● Instructions to follow
In the data that follows, count every line holding the string "image" and give the count alone.
■ ■ ■ ■ ■
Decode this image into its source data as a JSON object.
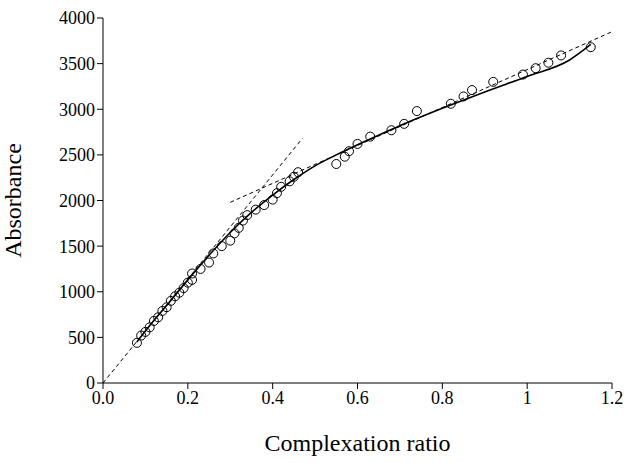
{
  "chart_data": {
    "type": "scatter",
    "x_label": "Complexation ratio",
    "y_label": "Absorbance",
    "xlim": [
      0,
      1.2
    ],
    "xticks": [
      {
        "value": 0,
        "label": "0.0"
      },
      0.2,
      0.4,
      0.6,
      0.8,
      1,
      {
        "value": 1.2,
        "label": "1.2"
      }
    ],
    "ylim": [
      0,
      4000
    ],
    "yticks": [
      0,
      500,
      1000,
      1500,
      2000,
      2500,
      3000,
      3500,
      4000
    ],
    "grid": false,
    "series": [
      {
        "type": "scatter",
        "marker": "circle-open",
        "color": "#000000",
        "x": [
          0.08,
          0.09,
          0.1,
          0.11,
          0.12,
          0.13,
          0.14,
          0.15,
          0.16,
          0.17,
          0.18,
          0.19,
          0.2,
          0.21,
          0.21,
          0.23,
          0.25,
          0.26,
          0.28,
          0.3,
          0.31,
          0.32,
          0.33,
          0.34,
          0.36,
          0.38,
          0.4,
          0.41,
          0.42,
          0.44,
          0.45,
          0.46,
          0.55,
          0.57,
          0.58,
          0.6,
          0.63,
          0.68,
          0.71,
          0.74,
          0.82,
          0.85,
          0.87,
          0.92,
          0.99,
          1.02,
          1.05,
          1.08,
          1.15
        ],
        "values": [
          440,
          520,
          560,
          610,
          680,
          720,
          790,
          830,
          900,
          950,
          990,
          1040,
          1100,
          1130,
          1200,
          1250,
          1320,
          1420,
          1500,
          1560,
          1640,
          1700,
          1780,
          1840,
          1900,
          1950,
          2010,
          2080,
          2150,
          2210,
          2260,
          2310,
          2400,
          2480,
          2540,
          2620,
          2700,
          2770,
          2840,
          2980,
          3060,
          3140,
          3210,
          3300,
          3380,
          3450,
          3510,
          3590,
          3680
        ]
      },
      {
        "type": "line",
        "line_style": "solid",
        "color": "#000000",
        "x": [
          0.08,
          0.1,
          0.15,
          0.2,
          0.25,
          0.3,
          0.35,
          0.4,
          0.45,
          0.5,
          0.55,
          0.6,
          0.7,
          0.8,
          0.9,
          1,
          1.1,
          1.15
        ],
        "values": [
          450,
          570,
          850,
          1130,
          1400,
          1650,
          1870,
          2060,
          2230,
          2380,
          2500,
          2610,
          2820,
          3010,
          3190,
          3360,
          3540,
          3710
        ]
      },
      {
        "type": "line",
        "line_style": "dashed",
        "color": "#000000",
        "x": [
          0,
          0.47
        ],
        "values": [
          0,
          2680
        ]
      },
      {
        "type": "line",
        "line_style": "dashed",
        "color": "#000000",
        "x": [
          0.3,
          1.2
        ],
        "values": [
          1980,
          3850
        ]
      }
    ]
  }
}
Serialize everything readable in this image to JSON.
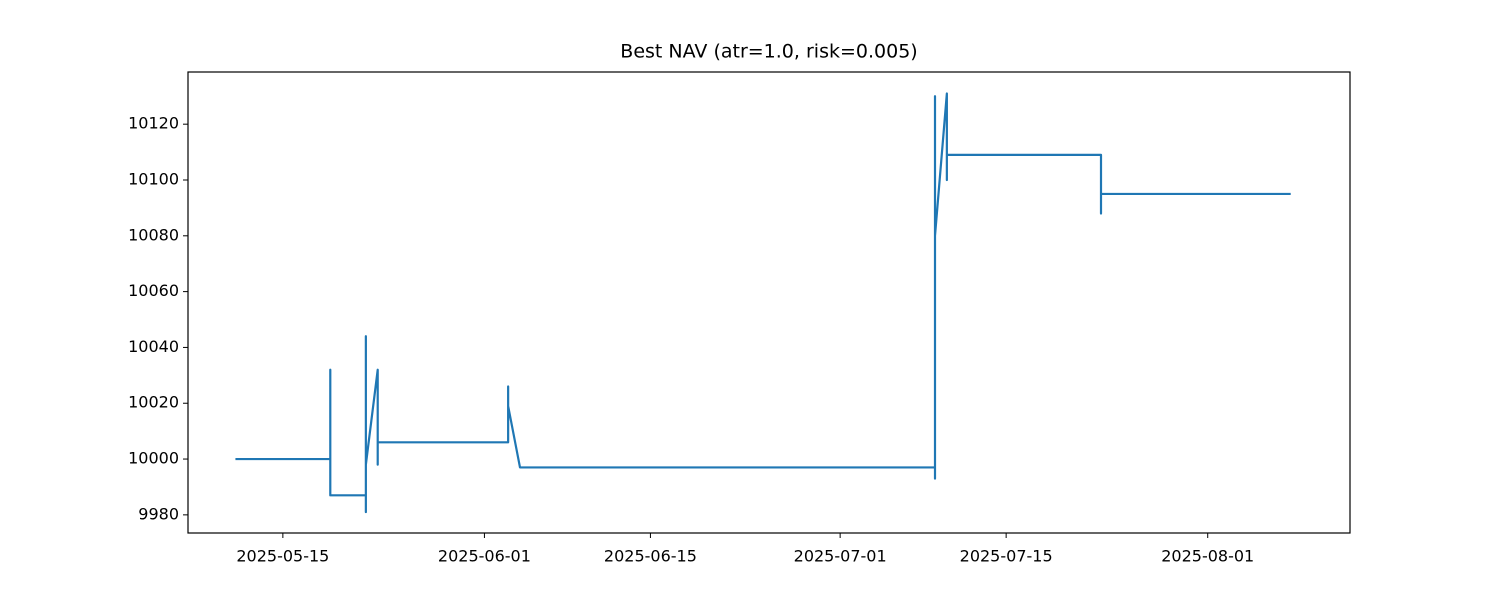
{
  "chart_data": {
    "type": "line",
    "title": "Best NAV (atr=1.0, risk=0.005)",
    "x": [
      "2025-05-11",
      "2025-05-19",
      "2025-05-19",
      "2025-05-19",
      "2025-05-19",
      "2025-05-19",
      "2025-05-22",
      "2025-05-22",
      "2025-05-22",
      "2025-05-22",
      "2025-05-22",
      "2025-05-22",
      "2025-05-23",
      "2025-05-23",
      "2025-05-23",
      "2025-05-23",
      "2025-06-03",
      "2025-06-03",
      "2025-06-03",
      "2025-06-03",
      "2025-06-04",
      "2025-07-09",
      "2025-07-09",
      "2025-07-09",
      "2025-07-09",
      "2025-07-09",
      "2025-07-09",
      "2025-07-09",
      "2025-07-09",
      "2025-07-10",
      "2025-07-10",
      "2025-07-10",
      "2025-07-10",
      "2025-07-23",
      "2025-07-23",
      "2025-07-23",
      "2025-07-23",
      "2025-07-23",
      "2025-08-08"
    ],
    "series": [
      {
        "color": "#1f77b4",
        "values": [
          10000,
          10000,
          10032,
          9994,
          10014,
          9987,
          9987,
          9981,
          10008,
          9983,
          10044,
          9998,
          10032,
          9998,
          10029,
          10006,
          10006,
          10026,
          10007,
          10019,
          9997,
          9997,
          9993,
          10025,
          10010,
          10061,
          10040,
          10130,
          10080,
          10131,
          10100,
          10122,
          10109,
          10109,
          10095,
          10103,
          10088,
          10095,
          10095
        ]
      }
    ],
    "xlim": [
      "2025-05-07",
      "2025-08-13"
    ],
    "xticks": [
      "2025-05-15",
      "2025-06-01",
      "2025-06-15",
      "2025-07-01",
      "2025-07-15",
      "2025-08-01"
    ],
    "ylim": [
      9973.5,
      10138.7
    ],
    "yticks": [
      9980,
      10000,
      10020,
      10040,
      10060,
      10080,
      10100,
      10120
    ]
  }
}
■ ■ ■ ■ ■
● The output
2